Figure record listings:
>>>>>

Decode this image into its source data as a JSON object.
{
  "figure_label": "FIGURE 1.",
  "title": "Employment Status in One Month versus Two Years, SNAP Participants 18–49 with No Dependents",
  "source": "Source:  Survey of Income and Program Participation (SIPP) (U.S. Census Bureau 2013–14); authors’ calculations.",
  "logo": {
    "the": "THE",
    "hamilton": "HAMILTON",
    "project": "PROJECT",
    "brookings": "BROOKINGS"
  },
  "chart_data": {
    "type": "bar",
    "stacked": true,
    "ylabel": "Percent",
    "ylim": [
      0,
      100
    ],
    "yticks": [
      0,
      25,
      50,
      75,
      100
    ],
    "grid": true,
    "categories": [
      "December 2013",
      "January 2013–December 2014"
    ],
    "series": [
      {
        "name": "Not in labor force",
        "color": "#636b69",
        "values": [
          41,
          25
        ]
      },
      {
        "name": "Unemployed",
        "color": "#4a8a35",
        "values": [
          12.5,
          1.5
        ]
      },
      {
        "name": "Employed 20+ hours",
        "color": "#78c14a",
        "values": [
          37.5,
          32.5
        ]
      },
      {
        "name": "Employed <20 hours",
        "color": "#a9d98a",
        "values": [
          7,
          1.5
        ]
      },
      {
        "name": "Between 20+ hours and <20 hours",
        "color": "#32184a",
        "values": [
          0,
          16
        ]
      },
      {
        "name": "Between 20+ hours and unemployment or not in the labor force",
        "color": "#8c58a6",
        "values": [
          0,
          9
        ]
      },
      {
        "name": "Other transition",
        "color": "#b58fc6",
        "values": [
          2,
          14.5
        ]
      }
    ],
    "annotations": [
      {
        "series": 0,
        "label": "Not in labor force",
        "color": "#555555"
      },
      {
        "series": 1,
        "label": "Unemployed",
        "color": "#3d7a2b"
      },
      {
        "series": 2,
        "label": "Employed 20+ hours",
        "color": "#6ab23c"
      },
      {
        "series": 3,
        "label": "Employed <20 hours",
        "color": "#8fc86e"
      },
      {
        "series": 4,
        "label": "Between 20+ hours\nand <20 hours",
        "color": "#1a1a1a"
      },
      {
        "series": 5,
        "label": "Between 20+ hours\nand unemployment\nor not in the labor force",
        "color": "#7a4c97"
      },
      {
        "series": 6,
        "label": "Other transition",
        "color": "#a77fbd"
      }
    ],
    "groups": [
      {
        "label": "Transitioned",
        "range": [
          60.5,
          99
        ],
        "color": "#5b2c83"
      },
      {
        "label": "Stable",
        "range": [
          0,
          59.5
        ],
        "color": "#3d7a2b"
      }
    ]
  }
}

<<<<<

Aim of the task —
Identify all lines where the word "force" shows up. Copy them.

Solution —
        "name": "Not in labor force",
        "name": "Between 20+ hours and unemployment or not in the labor force",
        "label": "Not in labor force",
        "label": "Between 20+ hours\nand unemployment\nor not in the labor force",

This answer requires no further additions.